- YOUR TASK:
In the data that follows, count the lines in which the word "restantes" occurs, and report that figure alone.

---------- SOURCE RECORDS ----------

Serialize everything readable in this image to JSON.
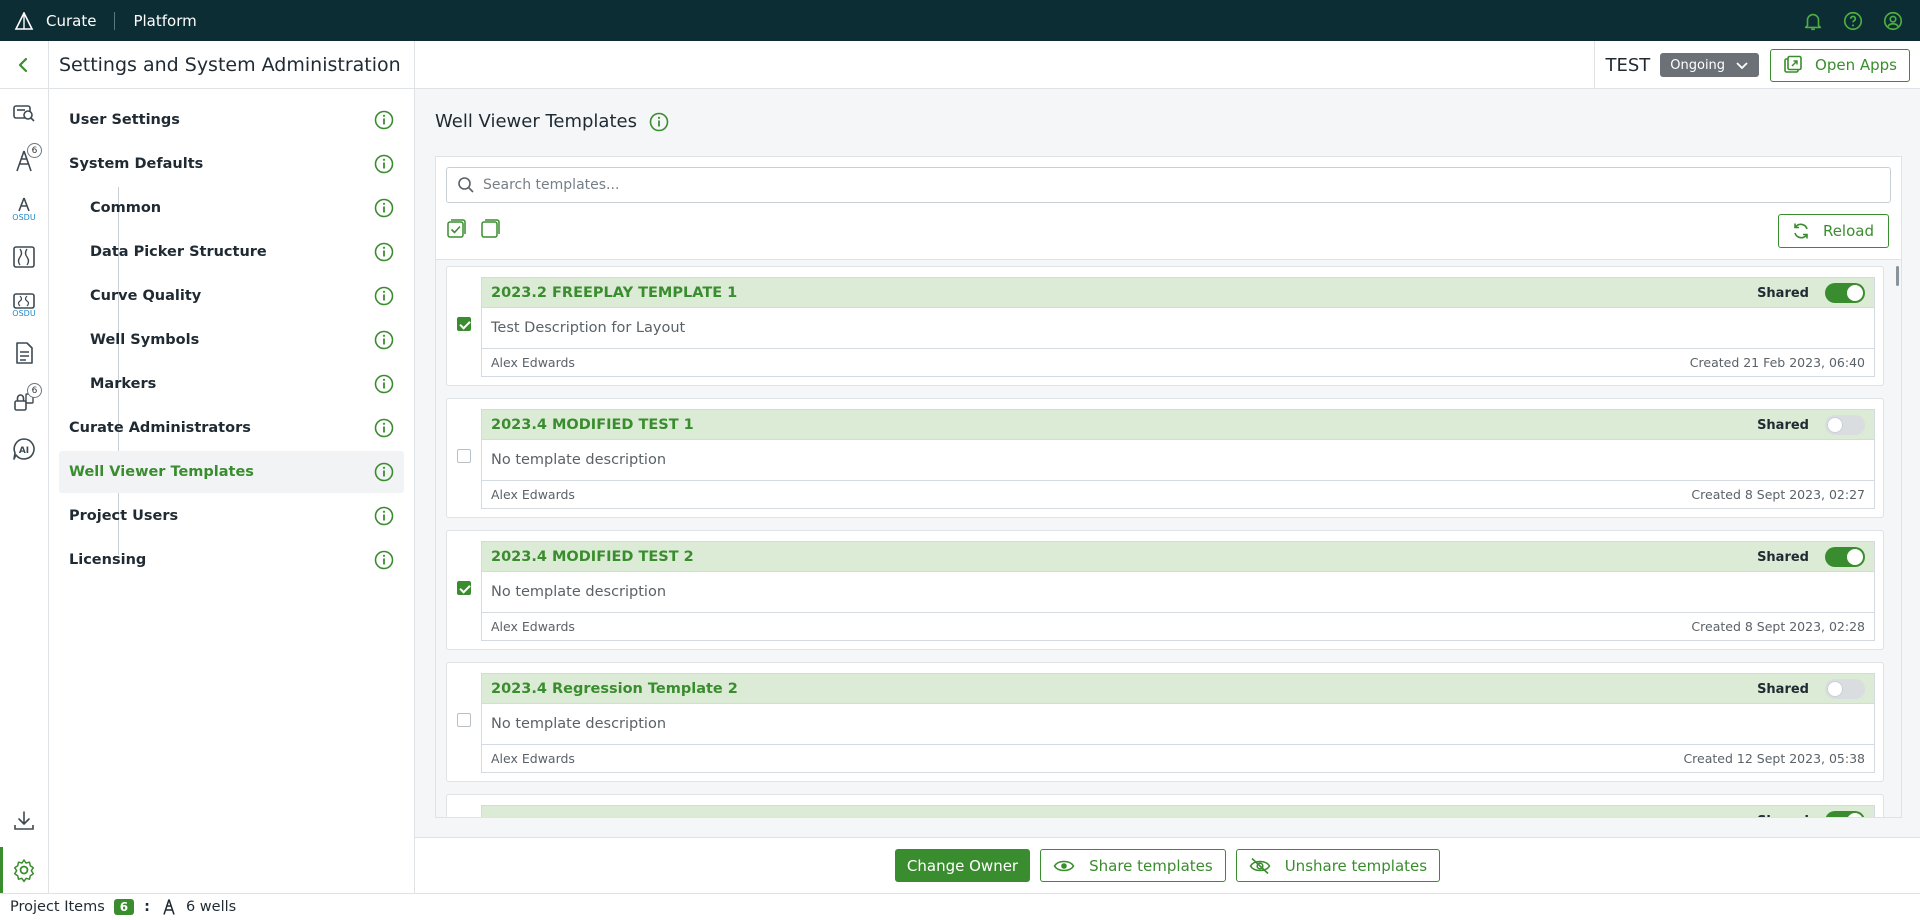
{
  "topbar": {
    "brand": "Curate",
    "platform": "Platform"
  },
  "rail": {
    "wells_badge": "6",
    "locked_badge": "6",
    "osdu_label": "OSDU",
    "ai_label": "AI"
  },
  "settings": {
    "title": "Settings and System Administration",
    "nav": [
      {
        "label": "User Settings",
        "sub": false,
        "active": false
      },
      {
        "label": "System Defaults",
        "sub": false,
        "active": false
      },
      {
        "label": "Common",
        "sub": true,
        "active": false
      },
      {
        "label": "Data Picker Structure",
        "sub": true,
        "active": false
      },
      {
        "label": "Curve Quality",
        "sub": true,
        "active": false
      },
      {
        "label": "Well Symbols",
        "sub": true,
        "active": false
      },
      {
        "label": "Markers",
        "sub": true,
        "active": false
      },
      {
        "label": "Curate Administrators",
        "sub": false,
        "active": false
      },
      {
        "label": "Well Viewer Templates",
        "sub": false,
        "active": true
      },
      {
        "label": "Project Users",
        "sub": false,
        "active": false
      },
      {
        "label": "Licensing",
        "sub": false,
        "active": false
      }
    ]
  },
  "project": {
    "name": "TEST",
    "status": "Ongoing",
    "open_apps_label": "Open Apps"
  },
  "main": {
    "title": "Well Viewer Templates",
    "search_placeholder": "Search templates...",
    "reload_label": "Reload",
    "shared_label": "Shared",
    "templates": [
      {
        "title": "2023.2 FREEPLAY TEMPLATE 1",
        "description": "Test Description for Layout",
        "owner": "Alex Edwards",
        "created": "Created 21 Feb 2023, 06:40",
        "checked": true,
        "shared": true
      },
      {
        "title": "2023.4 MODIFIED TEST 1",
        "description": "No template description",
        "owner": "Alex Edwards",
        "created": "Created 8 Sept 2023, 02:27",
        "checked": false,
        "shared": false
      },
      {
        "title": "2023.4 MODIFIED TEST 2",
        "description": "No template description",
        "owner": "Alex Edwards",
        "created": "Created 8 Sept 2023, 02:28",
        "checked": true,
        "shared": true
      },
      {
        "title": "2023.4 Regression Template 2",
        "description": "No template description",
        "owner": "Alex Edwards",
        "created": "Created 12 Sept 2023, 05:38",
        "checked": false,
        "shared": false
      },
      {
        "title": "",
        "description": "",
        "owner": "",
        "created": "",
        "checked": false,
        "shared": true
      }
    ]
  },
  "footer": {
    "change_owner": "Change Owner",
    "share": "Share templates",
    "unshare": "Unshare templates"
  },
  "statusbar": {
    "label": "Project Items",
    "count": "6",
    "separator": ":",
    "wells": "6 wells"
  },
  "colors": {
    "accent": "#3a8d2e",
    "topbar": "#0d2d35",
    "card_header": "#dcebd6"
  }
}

----------
---------- SOURCE RECORDS ----------

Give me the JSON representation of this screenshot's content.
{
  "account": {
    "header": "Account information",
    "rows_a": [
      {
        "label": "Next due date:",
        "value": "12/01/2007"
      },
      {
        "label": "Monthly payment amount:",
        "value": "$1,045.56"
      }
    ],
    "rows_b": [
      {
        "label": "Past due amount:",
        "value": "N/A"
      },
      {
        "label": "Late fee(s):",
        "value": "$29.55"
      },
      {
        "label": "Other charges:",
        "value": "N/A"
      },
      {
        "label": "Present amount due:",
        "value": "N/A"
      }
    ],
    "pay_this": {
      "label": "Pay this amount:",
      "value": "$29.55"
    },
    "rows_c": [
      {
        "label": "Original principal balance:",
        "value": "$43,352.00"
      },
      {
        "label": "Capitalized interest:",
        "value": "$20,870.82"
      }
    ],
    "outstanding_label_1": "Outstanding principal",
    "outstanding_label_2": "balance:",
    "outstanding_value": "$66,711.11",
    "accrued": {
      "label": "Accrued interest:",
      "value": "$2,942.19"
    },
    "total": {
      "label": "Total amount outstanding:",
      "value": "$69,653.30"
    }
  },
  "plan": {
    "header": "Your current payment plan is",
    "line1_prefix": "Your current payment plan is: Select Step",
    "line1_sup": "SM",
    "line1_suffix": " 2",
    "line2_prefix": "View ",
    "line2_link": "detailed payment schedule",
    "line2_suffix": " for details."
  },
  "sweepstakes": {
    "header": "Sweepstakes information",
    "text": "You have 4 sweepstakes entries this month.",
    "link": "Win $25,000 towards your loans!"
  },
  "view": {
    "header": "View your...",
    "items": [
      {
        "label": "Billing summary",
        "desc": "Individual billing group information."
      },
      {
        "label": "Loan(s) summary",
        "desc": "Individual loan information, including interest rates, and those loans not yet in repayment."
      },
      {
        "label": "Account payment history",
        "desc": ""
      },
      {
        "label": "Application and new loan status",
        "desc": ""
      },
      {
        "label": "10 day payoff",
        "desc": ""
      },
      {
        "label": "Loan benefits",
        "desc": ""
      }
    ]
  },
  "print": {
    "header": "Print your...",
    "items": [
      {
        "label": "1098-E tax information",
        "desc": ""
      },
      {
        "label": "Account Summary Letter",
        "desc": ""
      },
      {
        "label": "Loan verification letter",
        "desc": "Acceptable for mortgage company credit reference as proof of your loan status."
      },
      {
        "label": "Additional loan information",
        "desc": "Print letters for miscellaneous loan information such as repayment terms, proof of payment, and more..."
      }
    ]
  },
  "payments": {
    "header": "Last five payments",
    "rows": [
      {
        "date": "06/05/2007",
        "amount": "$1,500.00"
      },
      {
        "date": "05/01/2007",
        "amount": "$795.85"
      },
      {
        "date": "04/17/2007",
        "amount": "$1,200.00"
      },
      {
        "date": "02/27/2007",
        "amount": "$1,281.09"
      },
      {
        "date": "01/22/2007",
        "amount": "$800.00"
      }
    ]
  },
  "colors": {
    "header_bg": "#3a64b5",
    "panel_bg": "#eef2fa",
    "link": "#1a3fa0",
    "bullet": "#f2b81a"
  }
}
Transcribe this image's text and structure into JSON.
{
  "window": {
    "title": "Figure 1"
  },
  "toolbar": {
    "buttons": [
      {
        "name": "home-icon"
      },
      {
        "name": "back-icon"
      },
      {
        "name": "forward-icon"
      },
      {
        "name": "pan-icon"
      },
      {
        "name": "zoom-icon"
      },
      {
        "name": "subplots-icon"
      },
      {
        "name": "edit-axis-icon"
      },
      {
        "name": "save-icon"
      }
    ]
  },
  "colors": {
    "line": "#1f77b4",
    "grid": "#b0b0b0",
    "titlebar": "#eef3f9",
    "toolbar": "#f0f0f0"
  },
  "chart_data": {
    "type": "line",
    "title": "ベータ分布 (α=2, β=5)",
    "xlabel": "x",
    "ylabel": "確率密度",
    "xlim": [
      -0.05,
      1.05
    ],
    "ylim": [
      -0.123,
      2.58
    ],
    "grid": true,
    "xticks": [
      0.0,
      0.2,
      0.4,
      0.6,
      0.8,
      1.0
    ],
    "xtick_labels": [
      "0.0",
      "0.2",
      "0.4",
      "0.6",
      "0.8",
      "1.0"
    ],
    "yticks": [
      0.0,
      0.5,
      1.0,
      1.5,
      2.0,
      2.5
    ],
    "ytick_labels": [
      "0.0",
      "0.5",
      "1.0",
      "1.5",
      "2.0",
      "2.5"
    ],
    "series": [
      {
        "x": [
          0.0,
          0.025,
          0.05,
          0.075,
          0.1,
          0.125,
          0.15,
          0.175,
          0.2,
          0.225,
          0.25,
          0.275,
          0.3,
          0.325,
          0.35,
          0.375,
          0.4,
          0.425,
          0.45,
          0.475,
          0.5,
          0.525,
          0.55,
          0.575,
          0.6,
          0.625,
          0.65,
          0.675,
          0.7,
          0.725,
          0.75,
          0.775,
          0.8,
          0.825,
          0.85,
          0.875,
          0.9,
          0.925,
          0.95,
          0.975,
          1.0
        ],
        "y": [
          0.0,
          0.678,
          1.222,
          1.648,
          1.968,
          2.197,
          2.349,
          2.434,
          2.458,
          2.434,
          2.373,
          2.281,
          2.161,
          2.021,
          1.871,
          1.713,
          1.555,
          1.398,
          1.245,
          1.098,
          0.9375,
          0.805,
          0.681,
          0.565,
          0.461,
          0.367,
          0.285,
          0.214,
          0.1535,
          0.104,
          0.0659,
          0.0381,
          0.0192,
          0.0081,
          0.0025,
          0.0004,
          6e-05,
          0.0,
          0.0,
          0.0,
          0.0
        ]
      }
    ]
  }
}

----------
---------- SOURCE RECORDS ----------

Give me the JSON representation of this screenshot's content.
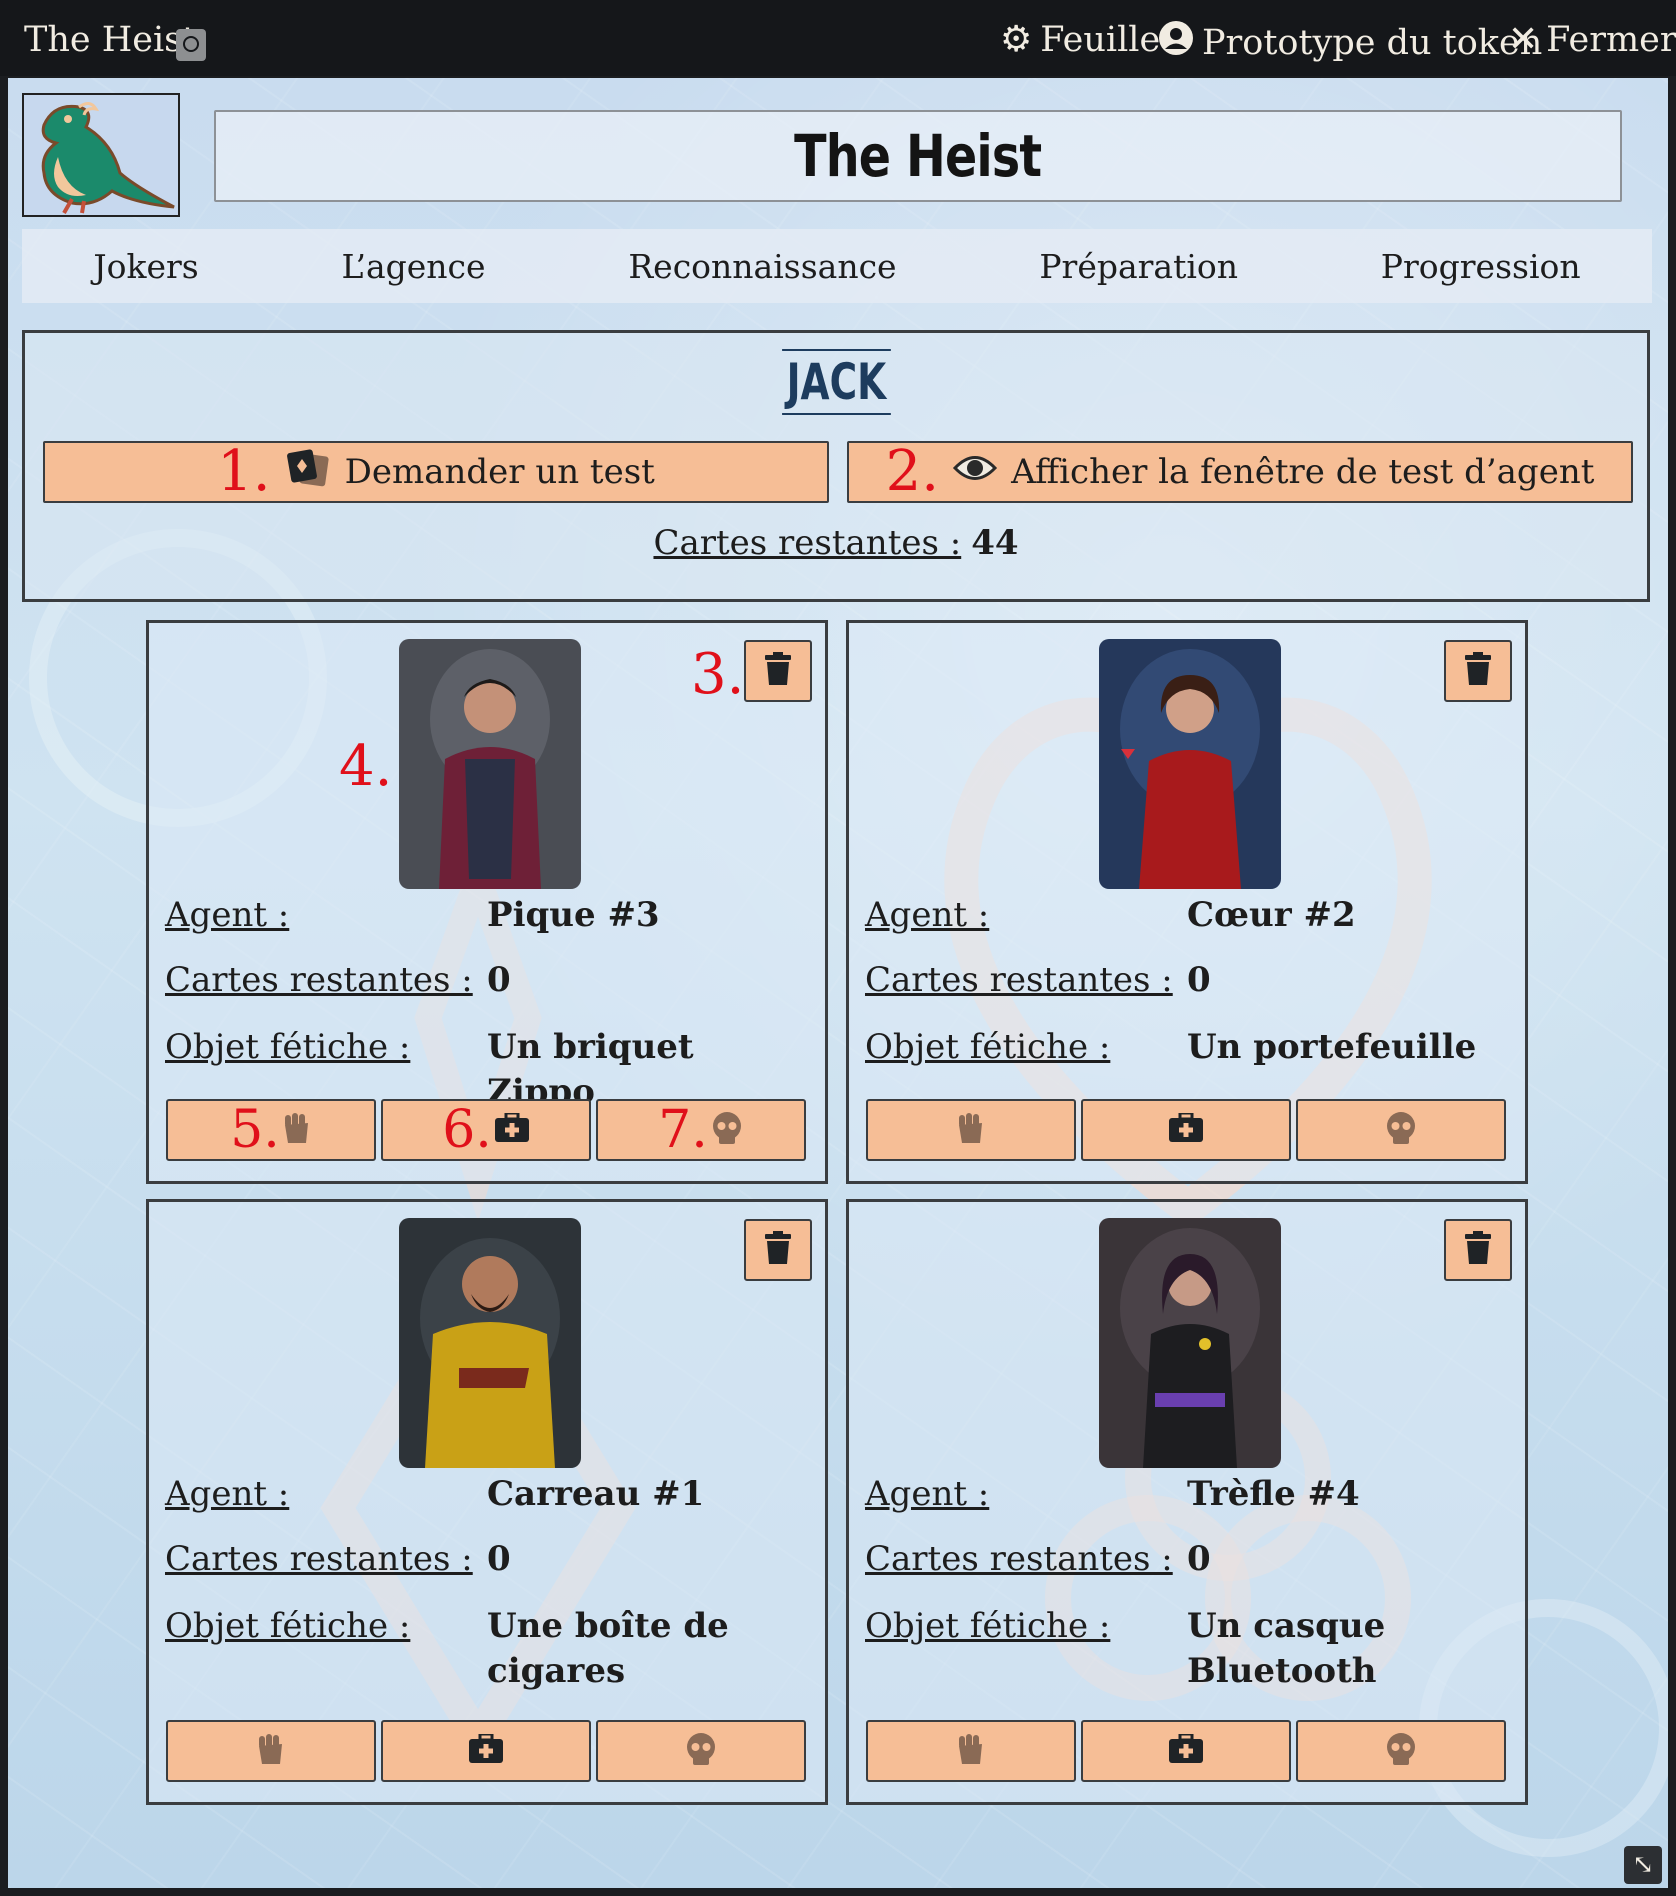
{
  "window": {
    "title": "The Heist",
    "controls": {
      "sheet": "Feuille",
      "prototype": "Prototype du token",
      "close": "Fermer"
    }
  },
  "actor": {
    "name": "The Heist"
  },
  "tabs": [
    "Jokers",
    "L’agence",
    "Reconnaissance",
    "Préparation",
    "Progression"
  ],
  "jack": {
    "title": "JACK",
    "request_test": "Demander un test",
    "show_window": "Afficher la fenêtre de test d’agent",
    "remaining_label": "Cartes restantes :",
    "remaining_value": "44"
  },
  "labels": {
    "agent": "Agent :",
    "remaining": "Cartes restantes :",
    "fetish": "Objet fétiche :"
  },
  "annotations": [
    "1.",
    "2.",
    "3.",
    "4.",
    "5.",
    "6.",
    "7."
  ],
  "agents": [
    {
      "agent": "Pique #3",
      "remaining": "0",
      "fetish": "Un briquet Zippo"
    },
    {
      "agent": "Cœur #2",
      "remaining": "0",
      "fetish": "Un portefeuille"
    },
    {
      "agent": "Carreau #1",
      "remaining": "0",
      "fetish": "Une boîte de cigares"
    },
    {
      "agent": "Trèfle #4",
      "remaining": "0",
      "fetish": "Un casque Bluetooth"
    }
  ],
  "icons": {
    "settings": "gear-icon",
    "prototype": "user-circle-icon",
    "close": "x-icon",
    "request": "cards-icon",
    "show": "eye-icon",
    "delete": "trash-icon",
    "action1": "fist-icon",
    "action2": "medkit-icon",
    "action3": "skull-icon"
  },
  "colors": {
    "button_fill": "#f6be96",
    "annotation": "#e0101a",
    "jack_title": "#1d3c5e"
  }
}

----------

- SOLUTION:
2